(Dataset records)
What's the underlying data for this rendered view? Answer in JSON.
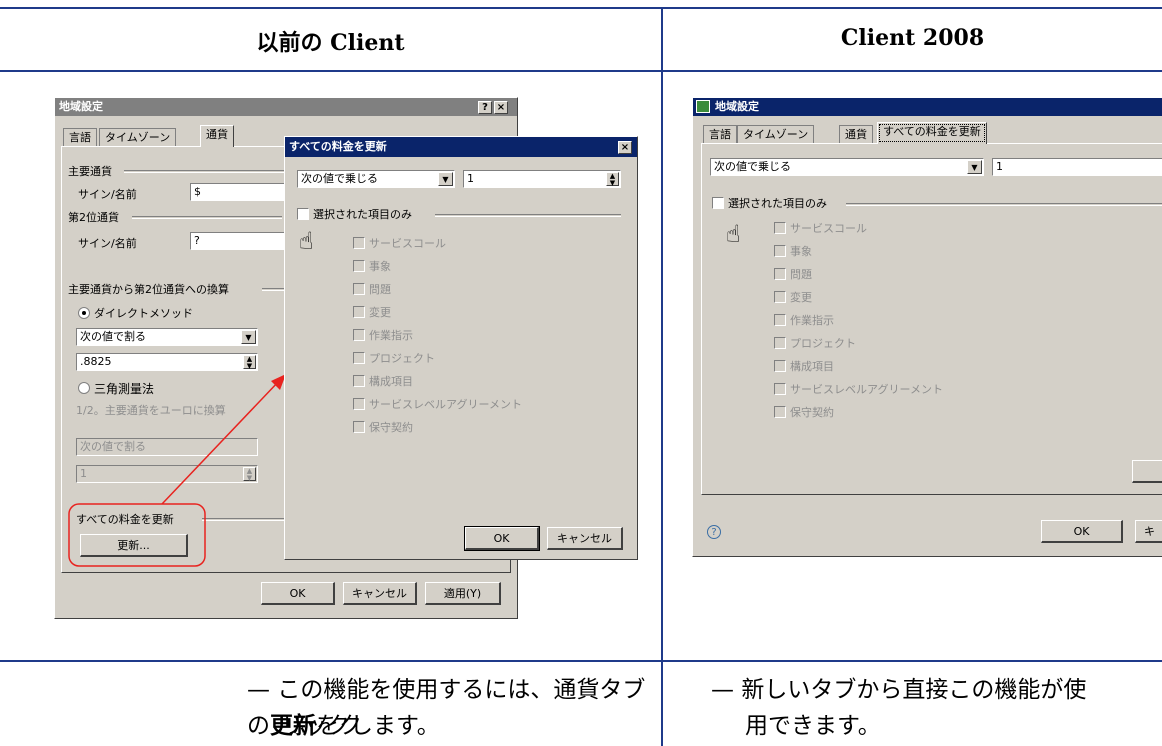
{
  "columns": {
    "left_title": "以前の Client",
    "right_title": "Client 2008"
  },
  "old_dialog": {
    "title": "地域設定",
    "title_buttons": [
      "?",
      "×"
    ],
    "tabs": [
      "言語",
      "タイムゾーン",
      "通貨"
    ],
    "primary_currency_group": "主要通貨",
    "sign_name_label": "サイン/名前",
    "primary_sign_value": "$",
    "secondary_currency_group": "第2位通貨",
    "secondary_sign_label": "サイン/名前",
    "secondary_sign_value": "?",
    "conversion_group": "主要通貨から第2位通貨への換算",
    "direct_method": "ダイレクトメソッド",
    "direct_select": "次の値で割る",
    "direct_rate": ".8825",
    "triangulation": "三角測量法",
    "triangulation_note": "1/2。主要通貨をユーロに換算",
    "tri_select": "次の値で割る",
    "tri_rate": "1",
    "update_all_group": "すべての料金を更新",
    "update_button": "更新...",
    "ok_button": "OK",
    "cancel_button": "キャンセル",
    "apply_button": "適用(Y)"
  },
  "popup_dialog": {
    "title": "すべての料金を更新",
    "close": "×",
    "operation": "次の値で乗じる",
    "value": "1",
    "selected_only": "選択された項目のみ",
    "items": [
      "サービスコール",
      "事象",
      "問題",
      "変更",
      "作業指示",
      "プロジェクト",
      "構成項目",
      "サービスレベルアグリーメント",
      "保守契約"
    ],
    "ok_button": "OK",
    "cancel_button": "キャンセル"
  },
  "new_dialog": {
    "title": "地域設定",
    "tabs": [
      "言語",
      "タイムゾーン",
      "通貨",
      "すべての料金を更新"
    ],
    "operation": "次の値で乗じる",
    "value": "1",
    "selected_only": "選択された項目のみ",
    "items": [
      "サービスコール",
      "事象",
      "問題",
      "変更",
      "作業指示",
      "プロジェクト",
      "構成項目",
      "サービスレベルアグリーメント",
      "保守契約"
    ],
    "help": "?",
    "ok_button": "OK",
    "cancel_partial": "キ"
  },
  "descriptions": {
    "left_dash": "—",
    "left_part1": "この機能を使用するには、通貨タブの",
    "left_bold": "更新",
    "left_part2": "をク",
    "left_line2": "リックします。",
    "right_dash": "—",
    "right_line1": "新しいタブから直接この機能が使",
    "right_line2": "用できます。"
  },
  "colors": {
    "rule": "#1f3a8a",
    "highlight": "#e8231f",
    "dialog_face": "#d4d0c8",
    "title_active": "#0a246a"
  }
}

**Objective:**
Looking at the data above, show all lines where the word "すべての料金を更新" occurs.

**Answer to this exercise:**
    "update_all_group": "すべての料金を更新",
    "title": "すべての料金を更新",
      "すべての料金を更新"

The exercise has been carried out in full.